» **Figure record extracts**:
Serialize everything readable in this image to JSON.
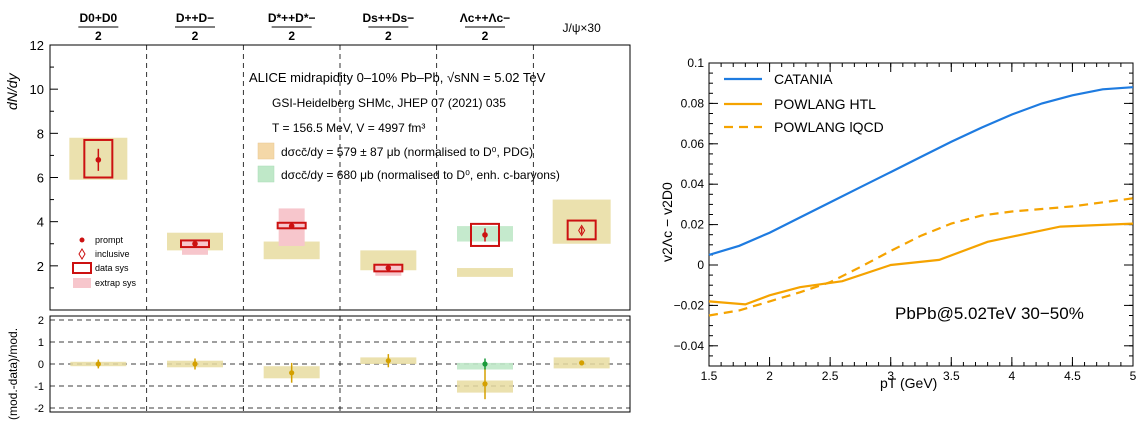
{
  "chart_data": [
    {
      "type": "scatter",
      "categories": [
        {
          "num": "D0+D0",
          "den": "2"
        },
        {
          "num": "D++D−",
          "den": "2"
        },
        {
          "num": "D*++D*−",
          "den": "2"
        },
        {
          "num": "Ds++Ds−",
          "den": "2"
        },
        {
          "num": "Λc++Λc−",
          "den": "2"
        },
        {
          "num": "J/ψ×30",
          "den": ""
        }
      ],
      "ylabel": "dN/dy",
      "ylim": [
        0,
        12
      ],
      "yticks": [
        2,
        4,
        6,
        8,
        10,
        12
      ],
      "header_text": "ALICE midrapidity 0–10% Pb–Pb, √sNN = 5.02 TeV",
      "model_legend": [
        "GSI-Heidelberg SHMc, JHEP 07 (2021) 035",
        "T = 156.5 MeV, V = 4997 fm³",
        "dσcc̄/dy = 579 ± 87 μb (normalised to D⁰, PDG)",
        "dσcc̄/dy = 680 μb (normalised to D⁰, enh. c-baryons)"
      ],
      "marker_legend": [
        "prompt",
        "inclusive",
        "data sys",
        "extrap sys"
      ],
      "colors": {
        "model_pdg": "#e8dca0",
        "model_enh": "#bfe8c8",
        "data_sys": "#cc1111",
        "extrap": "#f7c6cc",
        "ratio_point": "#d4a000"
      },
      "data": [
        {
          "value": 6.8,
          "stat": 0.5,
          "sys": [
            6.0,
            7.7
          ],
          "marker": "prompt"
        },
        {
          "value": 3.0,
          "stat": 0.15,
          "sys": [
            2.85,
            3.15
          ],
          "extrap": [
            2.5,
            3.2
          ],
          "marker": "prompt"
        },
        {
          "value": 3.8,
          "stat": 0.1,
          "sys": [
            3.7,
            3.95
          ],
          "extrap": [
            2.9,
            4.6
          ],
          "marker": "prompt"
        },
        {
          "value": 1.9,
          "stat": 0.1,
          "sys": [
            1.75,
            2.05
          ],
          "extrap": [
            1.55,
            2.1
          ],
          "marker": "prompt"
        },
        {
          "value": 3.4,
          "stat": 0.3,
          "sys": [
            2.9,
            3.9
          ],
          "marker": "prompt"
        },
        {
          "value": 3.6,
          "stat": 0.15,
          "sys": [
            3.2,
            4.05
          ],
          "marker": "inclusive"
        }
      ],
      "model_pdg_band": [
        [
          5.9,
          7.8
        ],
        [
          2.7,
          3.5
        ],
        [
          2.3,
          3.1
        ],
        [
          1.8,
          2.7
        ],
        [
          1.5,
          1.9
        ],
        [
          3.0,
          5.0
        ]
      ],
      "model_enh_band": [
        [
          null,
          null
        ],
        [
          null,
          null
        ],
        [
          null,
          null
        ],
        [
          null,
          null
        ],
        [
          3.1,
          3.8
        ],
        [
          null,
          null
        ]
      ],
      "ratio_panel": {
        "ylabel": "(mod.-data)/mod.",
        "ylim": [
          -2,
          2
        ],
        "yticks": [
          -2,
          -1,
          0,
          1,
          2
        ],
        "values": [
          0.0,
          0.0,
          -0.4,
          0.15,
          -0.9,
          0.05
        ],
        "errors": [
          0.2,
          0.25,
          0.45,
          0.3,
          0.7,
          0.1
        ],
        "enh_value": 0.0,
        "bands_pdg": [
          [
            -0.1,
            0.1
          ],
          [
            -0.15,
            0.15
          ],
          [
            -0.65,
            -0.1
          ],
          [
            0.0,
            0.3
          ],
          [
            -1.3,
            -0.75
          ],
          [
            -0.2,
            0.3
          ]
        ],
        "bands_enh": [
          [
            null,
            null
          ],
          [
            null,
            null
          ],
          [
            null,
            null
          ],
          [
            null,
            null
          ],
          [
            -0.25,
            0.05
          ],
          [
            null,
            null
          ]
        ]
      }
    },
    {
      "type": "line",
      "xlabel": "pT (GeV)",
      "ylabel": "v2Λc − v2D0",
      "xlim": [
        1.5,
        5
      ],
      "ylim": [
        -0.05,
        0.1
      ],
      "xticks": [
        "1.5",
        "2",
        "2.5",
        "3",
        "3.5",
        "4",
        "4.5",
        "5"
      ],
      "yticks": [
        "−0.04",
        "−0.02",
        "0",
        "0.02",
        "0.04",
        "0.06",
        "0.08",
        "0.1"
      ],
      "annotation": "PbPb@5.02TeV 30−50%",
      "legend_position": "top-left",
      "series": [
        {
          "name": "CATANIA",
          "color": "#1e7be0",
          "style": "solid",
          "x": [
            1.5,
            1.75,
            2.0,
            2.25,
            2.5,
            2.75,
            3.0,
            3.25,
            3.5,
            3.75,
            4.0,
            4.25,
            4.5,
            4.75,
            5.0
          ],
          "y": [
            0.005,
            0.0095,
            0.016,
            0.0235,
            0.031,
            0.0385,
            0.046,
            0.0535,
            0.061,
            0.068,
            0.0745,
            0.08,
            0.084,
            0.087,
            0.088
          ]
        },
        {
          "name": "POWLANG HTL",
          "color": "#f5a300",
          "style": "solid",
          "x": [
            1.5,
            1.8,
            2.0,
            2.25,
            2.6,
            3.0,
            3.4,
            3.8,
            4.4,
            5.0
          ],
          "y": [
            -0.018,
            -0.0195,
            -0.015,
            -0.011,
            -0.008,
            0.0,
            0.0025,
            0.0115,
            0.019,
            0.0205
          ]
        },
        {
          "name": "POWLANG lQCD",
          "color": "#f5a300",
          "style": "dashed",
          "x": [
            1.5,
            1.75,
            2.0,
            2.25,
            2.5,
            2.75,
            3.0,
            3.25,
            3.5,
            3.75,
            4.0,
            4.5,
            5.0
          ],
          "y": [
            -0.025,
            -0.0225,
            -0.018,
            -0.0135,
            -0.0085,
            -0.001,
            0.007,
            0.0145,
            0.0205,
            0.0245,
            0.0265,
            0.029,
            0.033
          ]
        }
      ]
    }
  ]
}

» **STATED PROBLEM**: Copy the material above in full and exactly, skipping pictures.

» **SOLUTION BELOW**:
Serialize everything readable in this image to JSON.
{
  "chart_data": [
    {
      "type": "scatter",
      "categories": [
        {
          "num": "D0+D0",
          "den": "2"
        },
        {
          "num": "D++D−",
          "den": "2"
        },
        {
          "num": "D*++D*−",
          "den": "2"
        },
        {
          "num": "Ds++Ds−",
          "den": "2"
        },
        {
          "num": "Λc++Λc−",
          "den": "2"
        },
        {
          "num": "J/ψ×30",
          "den": ""
        }
      ],
      "ylabel": "dN/dy",
      "ylim": [
        0,
        12
      ],
      "yticks": [
        2,
        4,
        6,
        8,
        10,
        12
      ],
      "header_text": "ALICE midrapidity 0–10% Pb–Pb, √sNN = 5.02 TeV",
      "model_legend": [
        "GSI-Heidelberg SHMc, JHEP 07 (2021) 035",
        "T = 156.5 MeV, V = 4997 fm³",
        "dσcc̄/dy = 579 ± 87 μb (normalised to D⁰, PDG)",
        "dσcc̄/dy = 680 μb (normalised to D⁰, enh. c-baryons)"
      ],
      "marker_legend": [
        "prompt",
        "inclusive",
        "data sys",
        "extrap sys"
      ],
      "colors": {
        "model_pdg": "#e8dca0",
        "model_enh": "#bfe8c8",
        "data_sys": "#cc1111",
        "extrap": "#f7c6cc",
        "ratio_point": "#d4a000"
      },
      "data": [
        {
          "value": 6.8,
          "stat": 0.5,
          "sys": [
            6.0,
            7.7
          ],
          "marker": "prompt"
        },
        {
          "value": 3.0,
          "stat": 0.15,
          "sys": [
            2.85,
            3.15
          ],
          "extrap": [
            2.5,
            3.2
          ],
          "marker": "prompt"
        },
        {
          "value": 3.8,
          "stat": 0.1,
          "sys": [
            3.7,
            3.95
          ],
          "extrap": [
            2.9,
            4.6
          ],
          "marker": "prompt"
        },
        {
          "value": 1.9,
          "stat": 0.1,
          "sys": [
            1.75,
            2.05
          ],
          "extrap": [
            1.55,
            2.1
          ],
          "marker": "prompt"
        },
        {
          "value": 3.4,
          "stat": 0.3,
          "sys": [
            2.9,
            3.9
          ],
          "marker": "prompt"
        },
        {
          "value": 3.6,
          "stat": 0.15,
          "sys": [
            3.2,
            4.05
          ],
          "marker": "inclusive"
        }
      ],
      "model_pdg_band": [
        [
          5.9,
          7.8
        ],
        [
          2.7,
          3.5
        ],
        [
          2.3,
          3.1
        ],
        [
          1.8,
          2.7
        ],
        [
          1.5,
          1.9
        ],
        [
          3.0,
          5.0
        ]
      ],
      "model_enh_band": [
        [
          null,
          null
        ],
        [
          null,
          null
        ],
        [
          null,
          null
        ],
        [
          null,
          null
        ],
        [
          3.1,
          3.8
        ],
        [
          null,
          null
        ]
      ],
      "ratio_panel": {
        "ylabel": "(mod.-data)/mod.",
        "ylim": [
          -2,
          2
        ],
        "yticks": [
          -2,
          -1,
          0,
          1,
          2
        ],
        "values": [
          0.0,
          0.0,
          -0.4,
          0.15,
          -0.9,
          0.05
        ],
        "errors": [
          0.2,
          0.25,
          0.45,
          0.3,
          0.7,
          0.1
        ],
        "enh_value": 0.0,
        "bands_pdg": [
          [
            -0.1,
            0.1
          ],
          [
            -0.15,
            0.15
          ],
          [
            -0.65,
            -0.1
          ],
          [
            0.0,
            0.3
          ],
          [
            -1.3,
            -0.75
          ],
          [
            -0.2,
            0.3
          ]
        ],
        "bands_enh": [
          [
            null,
            null
          ],
          [
            null,
            null
          ],
          [
            null,
            null
          ],
          [
            null,
            null
          ],
          [
            -0.25,
            0.05
          ],
          [
            null,
            null
          ]
        ]
      }
    },
    {
      "type": "line",
      "xlabel": "pT (GeV)",
      "ylabel": "v2Λc − v2D0",
      "xlim": [
        1.5,
        5
      ],
      "ylim": [
        -0.05,
        0.1
      ],
      "xticks": [
        "1.5",
        "2",
        "2.5",
        "3",
        "3.5",
        "4",
        "4.5",
        "5"
      ],
      "yticks": [
        "−0.04",
        "−0.02",
        "0",
        "0.02",
        "0.04",
        "0.06",
        "0.08",
        "0.1"
      ],
      "annotation": "PbPb@5.02TeV 30−50%",
      "legend_position": "top-left",
      "series": [
        {
          "name": "CATANIA",
          "color": "#1e7be0",
          "style": "solid",
          "x": [
            1.5,
            1.75,
            2.0,
            2.25,
            2.5,
            2.75,
            3.0,
            3.25,
            3.5,
            3.75,
            4.0,
            4.25,
            4.5,
            4.75,
            5.0
          ],
          "y": [
            0.005,
            0.0095,
            0.016,
            0.0235,
            0.031,
            0.0385,
            0.046,
            0.0535,
            0.061,
            0.068,
            0.0745,
            0.08,
            0.084,
            0.087,
            0.088
          ]
        },
        {
          "name": "POWLANG HTL",
          "color": "#f5a300",
          "style": "solid",
          "x": [
            1.5,
            1.8,
            2.0,
            2.25,
            2.6,
            3.0,
            3.4,
            3.8,
            4.4,
            5.0
          ],
          "y": [
            -0.018,
            -0.0195,
            -0.015,
            -0.011,
            -0.008,
            0.0,
            0.0025,
            0.0115,
            0.019,
            0.0205
          ]
        },
        {
          "name": "POWLANG lQCD",
          "color": "#f5a300",
          "style": "dashed",
          "x": [
            1.5,
            1.75,
            2.0,
            2.25,
            2.5,
            2.75,
            3.0,
            3.25,
            3.5,
            3.75,
            4.0,
            4.5,
            5.0
          ],
          "y": [
            -0.025,
            -0.0225,
            -0.018,
            -0.0135,
            -0.0085,
            -0.001,
            0.007,
            0.0145,
            0.0205,
            0.0245,
            0.0265,
            0.029,
            0.033
          ]
        }
      ]
    }
  ]
}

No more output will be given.